### [What to produce]
In your copy, reproduce the entries exactly as they are, minus the images.

### [Material]
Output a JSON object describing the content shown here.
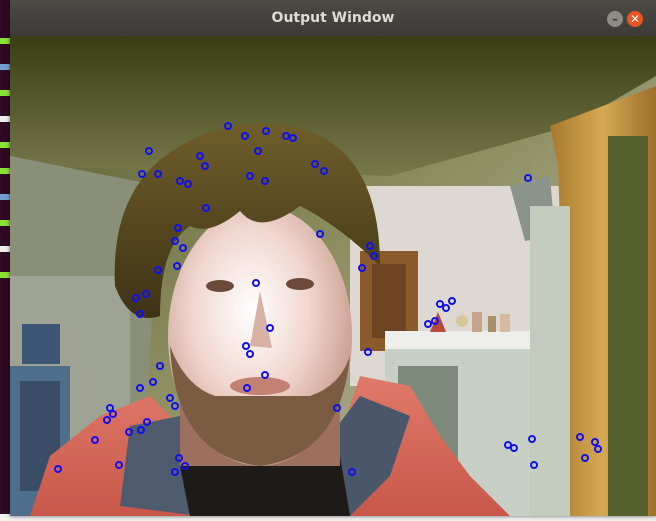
{
  "background_terminal": {
    "line_colors": [
      "#8ae234",
      "#729fcf",
      "#8ae234",
      "#eeeeec",
      "#8ae234",
      "#8ae234",
      "#729fcf",
      "#8ae234",
      "#eeeeec",
      "#8ae234"
    ]
  },
  "window": {
    "title": "Output Window",
    "minimize_icon": "minimize-icon",
    "close_icon": "close-icon",
    "accent_close": "#e95420"
  },
  "camera_view": {
    "overlay_marker_color": "#1010ee",
    "scene": "webcam frame of a young bearded man with brown hair in a red hoodie; shelf with figurines and a wooden door in background"
  }
}
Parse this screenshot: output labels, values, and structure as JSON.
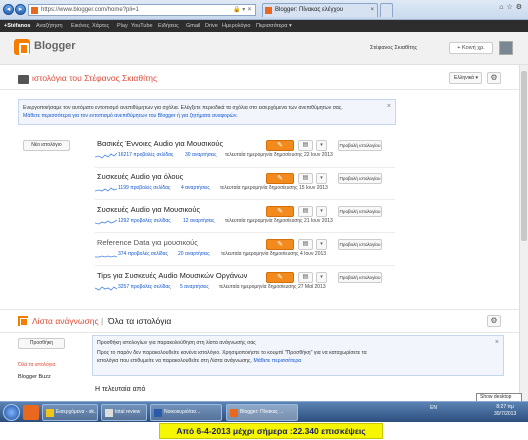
{
  "browser": {
    "url": "https://www.blogger.com/home?pli=1",
    "tabs": [
      {
        "label": "Blogger: Πίνακας ελέγχου"
      }
    ]
  },
  "google_bar": {
    "items": [
      "+Stéfanos",
      "Αναζήτηση",
      "Εικόνες",
      "Χάρτες",
      "Play",
      "YouTube",
      "Ειδήσεις",
      "Gmail",
      "Drive",
      "Ημερολόγιο",
      "Περισσότερα ▾"
    ]
  },
  "header": {
    "brand": "Blogger",
    "user": "Στέφανος Σκιαθίτης",
    "share_label": "+ Κοινή χρ."
  },
  "blogs_section": {
    "title": "ιστολόγια του Στέφανος Σκιαθίτης",
    "language": "Ελληνικά",
    "notice_line1": "Ενεργοποιήσαμε τον αυτόματο εντοπισμό ανεπιθύμητων για σχόλια. Ελέγξετε περιοδικά τα σχόλια στο εισερχόμενα των ανεπιθύμητων σας.",
    "notice_line2": "Μάθετε περισσότερα για τον εντοπισμό ανεπιθύμητων του Blogger ή για ζητήματα αναφορών.",
    "new_blog_label": "Νέο ιστολόγιο",
    "edit_glyph": "✎",
    "view_label": "Προβολή ιστολογίου",
    "blogs": [
      {
        "name": "Βασικές Έννοιες Audio για Μουσικούς",
        "views": "16217 προβολές σελίδας",
        "posts": "30 αναρτήσεις",
        "last": "τελευταία ημερομηνία δημοσίευσης 22 Ιουν 2013"
      },
      {
        "name": "Συσκευές Audio για όλους",
        "views": "1199 προβολές σελίδας",
        "posts": "4 αναρτήσεις",
        "last": "τελευταία ημερομηνία δημοσίευσης 15 Ιουν 2013"
      },
      {
        "name": "Συσκευές Audio για Μουσικούς",
        "views": "1292 προβολές σελίδας",
        "posts": "12 αναρτήσεις",
        "last": "τελευταία ημερομηνία δημοσίευσης 21 Ιουν 2013"
      },
      {
        "name": "Reference Data για μουσικούς",
        "views": "374 προβολές σελίδας",
        "posts": "20 αναρτήσεις",
        "last": "τελευταία ημερομηνία δημοσίευσης 4 Ιουν 2013"
      },
      {
        "name": "Tips για Συσκευές Audio Μουσικών Οργάνων",
        "views": "3257 προβολές σελίδας",
        "posts": "5 αναρτήσεις",
        "last": "τελευταία ημερομηνία δημοσίευσης 27 Μαΐ 2013"
      }
    ]
  },
  "reading_list": {
    "title": "Λίστα ανάγνωσης",
    "separator": "|",
    "all_blogs": "Όλα τα ιστολόγια",
    "add_label": "Προσθήκη",
    "side_link": "Όλα τα ιστολόγια",
    "side_item": "Blogger Buzz",
    "notice_line1": "Προσθήκη ιστολογίων για παρακολούθηση στη λίστα ανάγνωσής σας",
    "notice_line2": "Προς το παρόν δεν παρακολουθείτε κανένα ιστολόγιο. Χρησιμοποιήστε το κουμπί \"Προσθήκη\" για να καταχωρίσετε τα",
    "notice_line3": "ιστολόγια που επιθυμείτε να παρακολουθείτε στη Λίστα ανάγνωσης.",
    "notice_link": "Μάθετε περισσότερα",
    "latest": "Η τελευταία από"
  },
  "tooltip": "Show desktop",
  "taskbar": {
    "buttons": [
      "Εισερχόμενα - sk...",
      "total review",
      "Νοικοκυριό/ασ...",
      "Blogger: Πίνακας ..."
    ],
    "lang": "EN",
    "time": "8:27 πμ",
    "date": "30/7/2013"
  },
  "caption": "Από 6-4-2013 μέχρι σήμερα :22.340 επισκέψεις",
  "colors": {
    "accent": "#f28a1e",
    "title_red": "#dd4b39",
    "link_blue": "#1155cc",
    "caption_bg": "#f6f600"
  }
}
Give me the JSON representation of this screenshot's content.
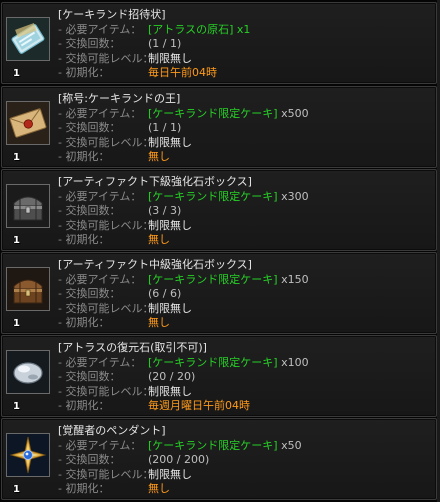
{
  "labels": {
    "required_item": "- 必要アイテム：",
    "exchange_count": "- 交換回数：",
    "exchange_level": "- 交換可能レベル：",
    "reset": "- 初期化："
  },
  "items": [
    {
      "name": "[ケーキランド招待状]",
      "icon": "ticket-icon",
      "quantity": "1",
      "required_item": "[アトラスの原石]",
      "required_qty": "x1",
      "count": "(1 / 1)",
      "level": "制限無し",
      "reset": "毎日午前04時"
    },
    {
      "name": "[称号:ケーキランドの王]",
      "icon": "sealed-letter-icon",
      "quantity": "1",
      "required_item": "[ケーキランド限定ケーキ]",
      "required_qty": "x500",
      "count": "(1 / 1)",
      "level": "制限無し",
      "reset": "無し"
    },
    {
      "name": "[アーティファクト下級強化石ボックス]",
      "icon": "treasure-chest-icon",
      "quantity": "1",
      "required_item": "[ケーキランド限定ケーキ]",
      "required_qty": "x300",
      "count": "(3 / 3)",
      "level": "制限無し",
      "reset": "無し"
    },
    {
      "name": "[アーティファクト中級強化石ボックス]",
      "icon": "treasure-chest-icon",
      "quantity": "1",
      "required_item": "[ケーキランド限定ケーキ]",
      "required_qty": "x150",
      "count": "(6 / 6)",
      "level": "制限無し",
      "reset": "無し"
    },
    {
      "name": "[アトラスの復元石(取引不可)]",
      "icon": "stone-icon",
      "quantity": "1",
      "required_item": "[ケーキランド限定ケーキ]",
      "required_qty": "x100",
      "count": "(20 / 20)",
      "level": "制限無し",
      "reset": "毎週月曜日午前04時"
    },
    {
      "name": "[覚醒者のペンダント]",
      "icon": "star-pendant-icon",
      "quantity": "1",
      "required_item": "[ケーキランド限定ケーキ]",
      "required_qty": "x50",
      "count": "(200 / 200)",
      "level": "制限無し",
      "reset": "無し"
    }
  ]
}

### [Task solution]
Output a JSON object describing the content shown here.
{
  "background_terminal": {
    "line_colors": [
      "#8ae234",
      "#729fcf",
      "#8ae234",
      "#eeeeec",
      "#8ae234",
      "#8ae234",
      "#729fcf",
      "#8ae234",
      "#eeeeec",
      "#8ae234"
    ]
  },
  "window": {
    "title": "Output Window",
    "minimize_icon": "minimize-icon",
    "close_icon": "close-icon",
    "accent_close": "#e95420"
  },
  "camera_view": {
    "overlay_marker_color": "#1010ee",
    "scene": "webcam frame of a young bearded man with brown hair in a red hoodie; shelf with figurines and a wooden door in background"
  }
}
Parse this screenshot: output labels, values, and structure as JSON.
{
  "browser": {
    "url": "https://www.blogger.com/home?pli=1",
    "tabs": [
      {
        "label": "Blogger: Πίνακας ελέγχου"
      }
    ]
  },
  "google_bar": {
    "items": [
      "+Stéfanos",
      "Αναζήτηση",
      "Εικόνες",
      "Χάρτες",
      "Play",
      "YouTube",
      "Ειδήσεις",
      "Gmail",
      "Drive",
      "Ημερολόγιο",
      "Περισσότερα ▾"
    ]
  },
  "header": {
    "brand": "Blogger",
    "user": "Στέφανος Σκιαθίτης",
    "share_label": "+ Κοινή χρ."
  },
  "blogs_section": {
    "title": "ιστολόγια του Στέφανος Σκιαθίτης",
    "language": "Ελληνικά",
    "notice_line1": "Ενεργοποιήσαμε τον αυτόματο εντοπισμό ανεπιθύμητων για σχόλια. Ελέγξετε περιοδικά τα σχόλια στο εισερχόμενα των ανεπιθύμητων σας.",
    "notice_line2": "Μάθετε περισσότερα για τον εντοπισμό ανεπιθύμητων του Blogger ή για ζητήματα αναφορών.",
    "new_blog_label": "Νέο ιστολόγιο",
    "edit_glyph": "✎",
    "view_label": "Προβολή ιστολογίου",
    "blogs": [
      {
        "name": "Βασικές Έννοιες Audio για Μουσικούς",
        "views": "16217 προβολές σελίδας",
        "posts": "30 αναρτήσεις",
        "last": "τελευταία ημερομηνία δημοσίευσης 22 Ιουν 2013"
      },
      {
        "name": "Συσκευές Audio για όλους",
        "views": "1199 προβολές σελίδας",
        "posts": "4 αναρτήσεις",
        "last": "τελευταία ημερομηνία δημοσίευσης 15 Ιουν 2013"
      },
      {
        "name": "Συσκευές Audio για Μουσικούς",
        "views": "1292 προβολές σελίδας",
        "posts": "12 αναρτήσεις",
        "last": "τελευταία ημερομηνία δημοσίευσης 21 Ιουν 2013"
      },
      {
        "name": "Reference Data για μουσικούς",
        "views": "374 προβολές σελίδας",
        "posts": "20 αναρτήσεις",
        "last": "τελευταία ημερομηνία δημοσίευσης 4 Ιουν 2013"
      },
      {
        "name": "Tips για Συσκευές Audio Μουσικών Οργάνων",
        "views": "3257 προβολές σελίδας",
        "posts": "5 αναρτήσεις",
        "last": "τελευταία ημερομηνία δημοσίευσης 27 Μαΐ 2013"
      }
    ]
  },
  "reading_list": {
    "title": "Λίστα ανάγνωσης",
    "separator": "|",
    "all_blogs": "Όλα τα ιστολόγια",
    "add_label": "Προσθήκη",
    "side_link": "Όλα τα ιστολόγια",
    "side_item": "Blogger Buzz",
    "notice_line1": "Προσθήκη ιστολογίων για παρακολούθηση στη λίστα ανάγνωσής σας",
    "notice_line2": "Προς το παρόν δεν παρακολουθείτε κανένα ιστολόγιο. Χρησιμοποιήστε το κουμπί \"Προσθήκη\" για να καταχωρίσετε τα",
    "notice_line3": "ιστολόγια που επιθυμείτε να παρακολουθείτε στη Λίστα ανάγνωσης.",
    "notice_link": "Μάθετε περισσότερα",
    "latest": "Η τελευταία από"
  },
  "tooltip": "Show desktop",
  "taskbar": {
    "buttons": [
      "Εισερχόμενα - sk...",
      "total review",
      "Νοικοκυριό/ασ...",
      "Blogger: Πίνακας ..."
    ],
    "lang": "EN",
    "time": "8:27 πμ",
    "date": "30/7/2013"
  },
  "caption": "Από 6-4-2013 μέχρι σήμερα :22.340 επισκέψεις",
  "colors": {
    "accent": "#f28a1e",
    "title_red": "#dd4b39",
    "link_blue": "#1155cc",
    "caption_bg": "#f6f600"
  }
}
Give me the JSON representation of this screenshot's content.
{
  "labels": {
    "required_item": "- 必要アイテム：",
    "exchange_count": "- 交換回数：",
    "exchange_level": "- 交換可能レベル：",
    "reset": "- 初期化："
  },
  "items": [
    {
      "name": "[ケーキランド招待状]",
      "icon": "ticket-icon",
      "quantity": "1",
      "required_item": "[アトラスの原石]",
      "required_qty": "x1",
      "count": "(1 / 1)",
      "level": "制限無し",
      "reset": "毎日午前04時"
    },
    {
      "name": "[称号:ケーキランドの王]",
      "icon": "sealed-letter-icon",
      "quantity": "1",
      "required_item": "[ケーキランド限定ケーキ]",
      "required_qty": "x500",
      "count": "(1 / 1)",
      "level": "制限無し",
      "reset": "無し"
    },
    {
      "name": "[アーティファクト下級強化石ボックス]",
      "icon": "treasure-chest-icon",
      "quantity": "1",
      "required_item": "[ケーキランド限定ケーキ]",
      "required_qty": "x300",
      "count": "(3 / 3)",
      "level": "制限無し",
      "reset": "無し"
    },
    {
      "name": "[アーティファクト中級強化石ボックス]",
      "icon": "treasure-chest-icon",
      "quantity": "1",
      "required_item": "[ケーキランド限定ケーキ]",
      "required_qty": "x150",
      "count": "(6 / 6)",
      "level": "制限無し",
      "reset": "無し"
    },
    {
      "name": "[アトラスの復元石(取引不可)]",
      "icon": "stone-icon",
      "quantity": "1",
      "required_item": "[ケーキランド限定ケーキ]",
      "required_qty": "x100",
      "count": "(20 / 20)",
      "level": "制限無し",
      "reset": "毎週月曜日午前04時"
    },
    {
      "name": "[覚醒者のペンダント]",
      "icon": "star-pendant-icon",
      "quantity": "1",
      "required_item": "[ケーキランド限定ケーキ]",
      "required_qty": "x50",
      "count": "(200 / 200)",
      "level": "制限無し",
      "reset": "無し"
    }
  ]
}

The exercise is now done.